**Work to do**
Locate each line below that includes "policies" and reproduce it.

** start of Provided records **

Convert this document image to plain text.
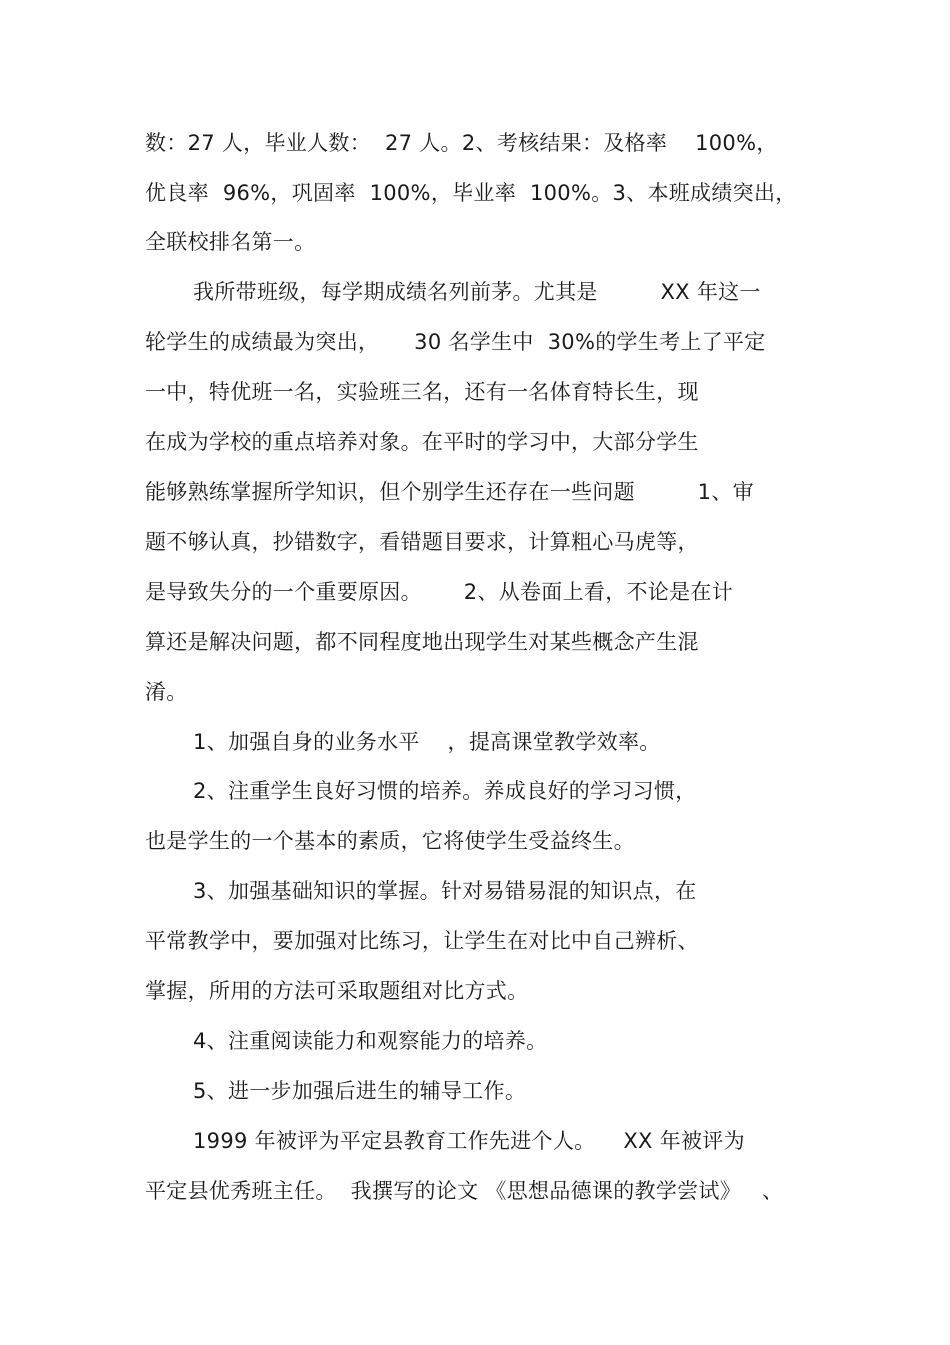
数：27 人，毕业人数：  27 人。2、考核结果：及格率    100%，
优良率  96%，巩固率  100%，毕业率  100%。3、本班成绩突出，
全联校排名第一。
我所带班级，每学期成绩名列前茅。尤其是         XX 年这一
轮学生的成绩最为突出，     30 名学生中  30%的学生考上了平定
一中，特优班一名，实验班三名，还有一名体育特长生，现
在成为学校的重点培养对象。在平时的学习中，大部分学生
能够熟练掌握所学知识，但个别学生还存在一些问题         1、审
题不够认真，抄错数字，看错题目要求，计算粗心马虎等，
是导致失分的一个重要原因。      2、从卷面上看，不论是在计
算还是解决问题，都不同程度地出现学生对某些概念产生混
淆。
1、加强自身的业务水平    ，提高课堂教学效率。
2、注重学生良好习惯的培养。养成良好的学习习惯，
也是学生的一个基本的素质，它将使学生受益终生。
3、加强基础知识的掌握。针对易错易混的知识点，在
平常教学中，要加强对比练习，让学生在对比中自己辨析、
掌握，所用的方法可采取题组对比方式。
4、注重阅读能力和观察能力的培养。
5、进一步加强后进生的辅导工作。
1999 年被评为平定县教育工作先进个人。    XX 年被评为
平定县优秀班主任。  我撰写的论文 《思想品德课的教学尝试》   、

** end of Provided records **
** start of Provided records **

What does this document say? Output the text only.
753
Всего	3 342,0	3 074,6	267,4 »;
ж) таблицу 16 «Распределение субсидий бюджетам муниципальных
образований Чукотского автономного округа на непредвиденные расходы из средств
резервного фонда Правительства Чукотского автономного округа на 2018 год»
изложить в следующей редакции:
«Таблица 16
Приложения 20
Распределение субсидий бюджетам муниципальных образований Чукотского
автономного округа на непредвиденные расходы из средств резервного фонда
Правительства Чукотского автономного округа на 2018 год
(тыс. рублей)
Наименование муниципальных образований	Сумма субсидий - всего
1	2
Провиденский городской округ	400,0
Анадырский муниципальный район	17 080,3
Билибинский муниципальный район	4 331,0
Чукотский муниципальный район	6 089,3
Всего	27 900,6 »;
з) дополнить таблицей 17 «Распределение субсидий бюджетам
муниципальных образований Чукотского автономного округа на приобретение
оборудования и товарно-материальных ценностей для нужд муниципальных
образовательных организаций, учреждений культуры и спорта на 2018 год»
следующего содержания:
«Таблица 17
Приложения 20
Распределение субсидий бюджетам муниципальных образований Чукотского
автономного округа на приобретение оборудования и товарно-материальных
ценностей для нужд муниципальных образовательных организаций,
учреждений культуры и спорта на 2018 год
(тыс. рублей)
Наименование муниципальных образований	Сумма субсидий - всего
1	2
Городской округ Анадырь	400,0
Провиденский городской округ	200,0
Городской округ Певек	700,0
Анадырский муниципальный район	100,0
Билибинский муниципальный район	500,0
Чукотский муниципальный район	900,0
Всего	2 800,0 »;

** end of Provided records **
** start of Provided records **

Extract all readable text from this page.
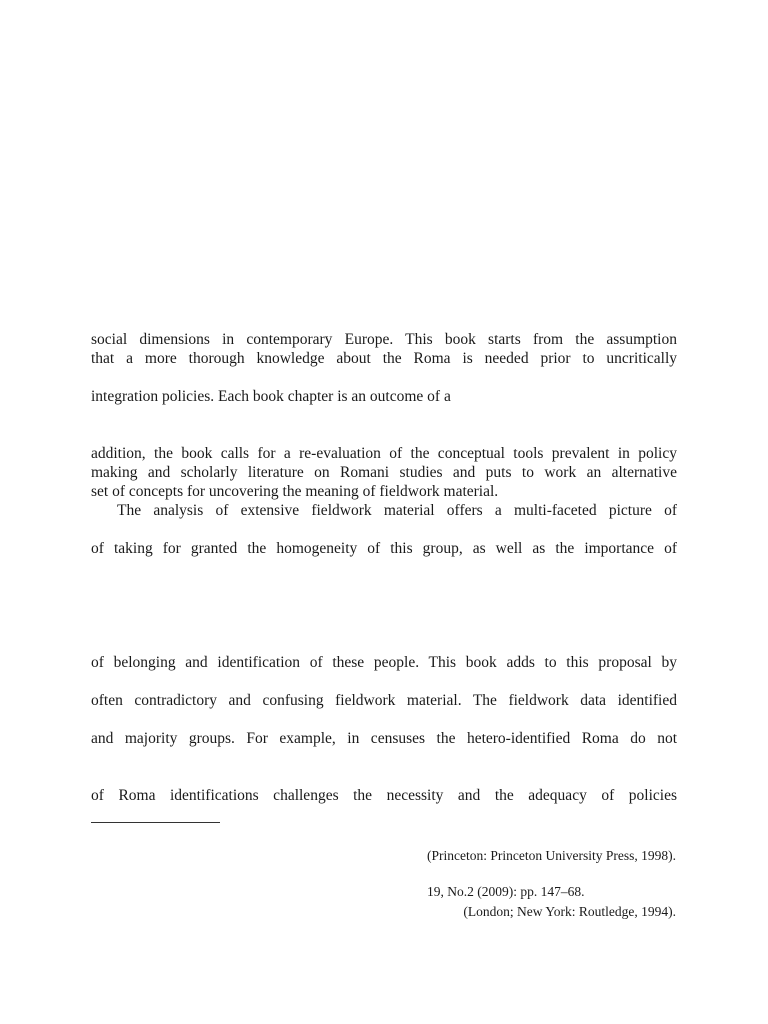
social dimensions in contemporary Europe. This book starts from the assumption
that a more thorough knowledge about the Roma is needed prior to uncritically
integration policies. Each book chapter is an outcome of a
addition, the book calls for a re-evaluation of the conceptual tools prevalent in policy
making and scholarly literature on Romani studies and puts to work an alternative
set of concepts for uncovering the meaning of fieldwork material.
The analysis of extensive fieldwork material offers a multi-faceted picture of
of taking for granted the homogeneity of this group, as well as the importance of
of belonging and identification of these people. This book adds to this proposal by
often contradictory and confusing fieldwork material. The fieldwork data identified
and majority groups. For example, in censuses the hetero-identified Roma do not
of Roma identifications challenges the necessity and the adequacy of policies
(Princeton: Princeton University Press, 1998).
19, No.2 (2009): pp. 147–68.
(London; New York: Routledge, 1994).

** end of Provided records **

**Worked answer**
integration policies. Each book chapter is an outcome of a
of Roma identifications challenges the necessity and the adequacy of policies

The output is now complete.